(Task): Find every line below that contains the word "летел" and copy it out.

(Part of a data file):
⁂
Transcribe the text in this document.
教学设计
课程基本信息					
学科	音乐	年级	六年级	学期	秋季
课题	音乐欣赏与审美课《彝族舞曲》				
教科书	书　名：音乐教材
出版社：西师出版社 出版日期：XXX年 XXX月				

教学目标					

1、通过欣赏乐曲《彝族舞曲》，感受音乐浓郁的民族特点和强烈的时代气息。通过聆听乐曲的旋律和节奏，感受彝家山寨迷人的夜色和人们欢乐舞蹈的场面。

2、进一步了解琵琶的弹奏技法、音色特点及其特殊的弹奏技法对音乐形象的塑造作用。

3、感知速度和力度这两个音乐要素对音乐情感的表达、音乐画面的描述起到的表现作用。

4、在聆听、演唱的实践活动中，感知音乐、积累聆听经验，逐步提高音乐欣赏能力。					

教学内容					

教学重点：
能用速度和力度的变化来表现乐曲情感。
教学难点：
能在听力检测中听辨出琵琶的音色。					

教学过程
⁂
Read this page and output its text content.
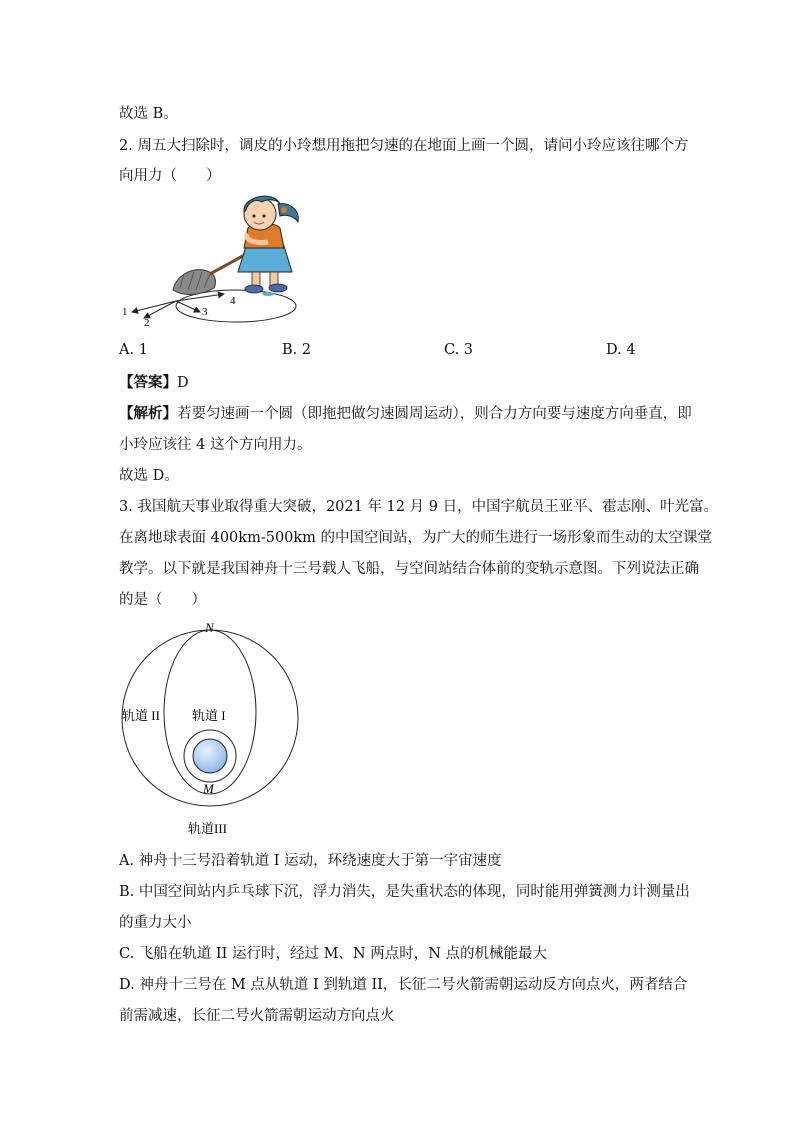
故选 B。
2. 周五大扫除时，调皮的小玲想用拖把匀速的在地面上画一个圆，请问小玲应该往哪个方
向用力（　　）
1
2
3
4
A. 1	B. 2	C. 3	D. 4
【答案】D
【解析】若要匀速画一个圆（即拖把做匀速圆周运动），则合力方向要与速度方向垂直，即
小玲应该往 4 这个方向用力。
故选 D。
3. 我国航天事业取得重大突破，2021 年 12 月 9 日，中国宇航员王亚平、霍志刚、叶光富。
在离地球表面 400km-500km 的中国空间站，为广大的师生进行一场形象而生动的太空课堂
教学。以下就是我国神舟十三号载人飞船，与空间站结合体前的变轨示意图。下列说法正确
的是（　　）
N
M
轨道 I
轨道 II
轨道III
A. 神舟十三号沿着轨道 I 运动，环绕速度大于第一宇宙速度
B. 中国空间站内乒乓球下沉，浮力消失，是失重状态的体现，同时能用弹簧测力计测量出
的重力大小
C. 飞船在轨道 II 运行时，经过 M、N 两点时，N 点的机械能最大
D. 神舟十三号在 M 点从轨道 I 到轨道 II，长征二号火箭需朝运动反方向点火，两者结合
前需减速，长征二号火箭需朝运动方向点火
⁂
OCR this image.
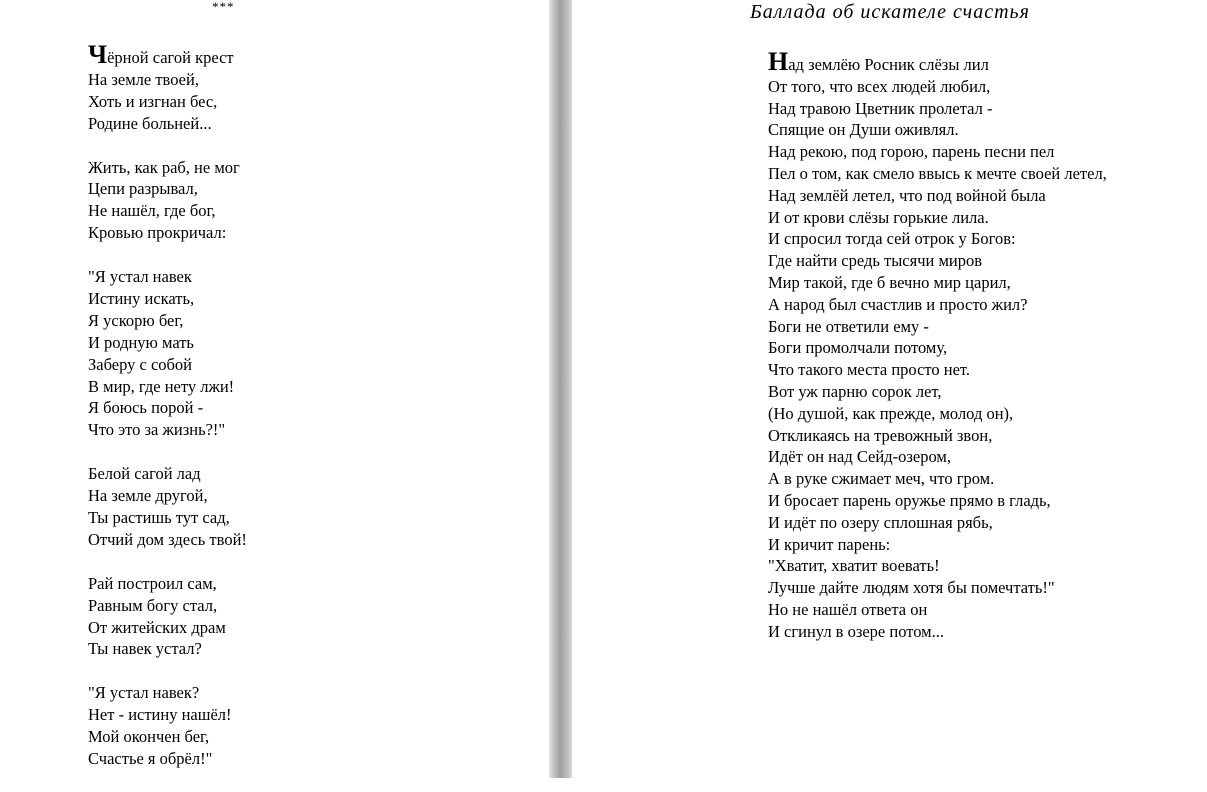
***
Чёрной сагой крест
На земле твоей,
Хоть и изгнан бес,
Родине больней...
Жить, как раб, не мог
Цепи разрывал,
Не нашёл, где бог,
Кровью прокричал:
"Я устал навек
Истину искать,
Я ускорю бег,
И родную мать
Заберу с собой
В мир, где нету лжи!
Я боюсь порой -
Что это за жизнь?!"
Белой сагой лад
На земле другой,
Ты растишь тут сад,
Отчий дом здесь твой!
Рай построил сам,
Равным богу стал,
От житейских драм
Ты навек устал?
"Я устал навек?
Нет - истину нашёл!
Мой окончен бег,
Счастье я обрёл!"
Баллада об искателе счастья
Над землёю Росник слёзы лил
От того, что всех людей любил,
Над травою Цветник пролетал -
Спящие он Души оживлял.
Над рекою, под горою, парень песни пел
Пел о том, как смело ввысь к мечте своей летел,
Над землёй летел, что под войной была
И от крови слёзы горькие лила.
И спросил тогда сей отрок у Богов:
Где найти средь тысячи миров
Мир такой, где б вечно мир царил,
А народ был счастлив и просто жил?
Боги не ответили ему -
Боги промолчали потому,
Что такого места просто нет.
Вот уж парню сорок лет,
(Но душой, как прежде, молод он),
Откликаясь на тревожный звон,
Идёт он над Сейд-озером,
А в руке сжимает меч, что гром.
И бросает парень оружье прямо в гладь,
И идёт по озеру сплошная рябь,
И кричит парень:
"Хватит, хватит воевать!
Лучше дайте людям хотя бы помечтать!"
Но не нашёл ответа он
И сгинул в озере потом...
⁂
(In response):
Пел о том, как смело ввысь к мечте своей летел,
Над землёй летел, что под войной была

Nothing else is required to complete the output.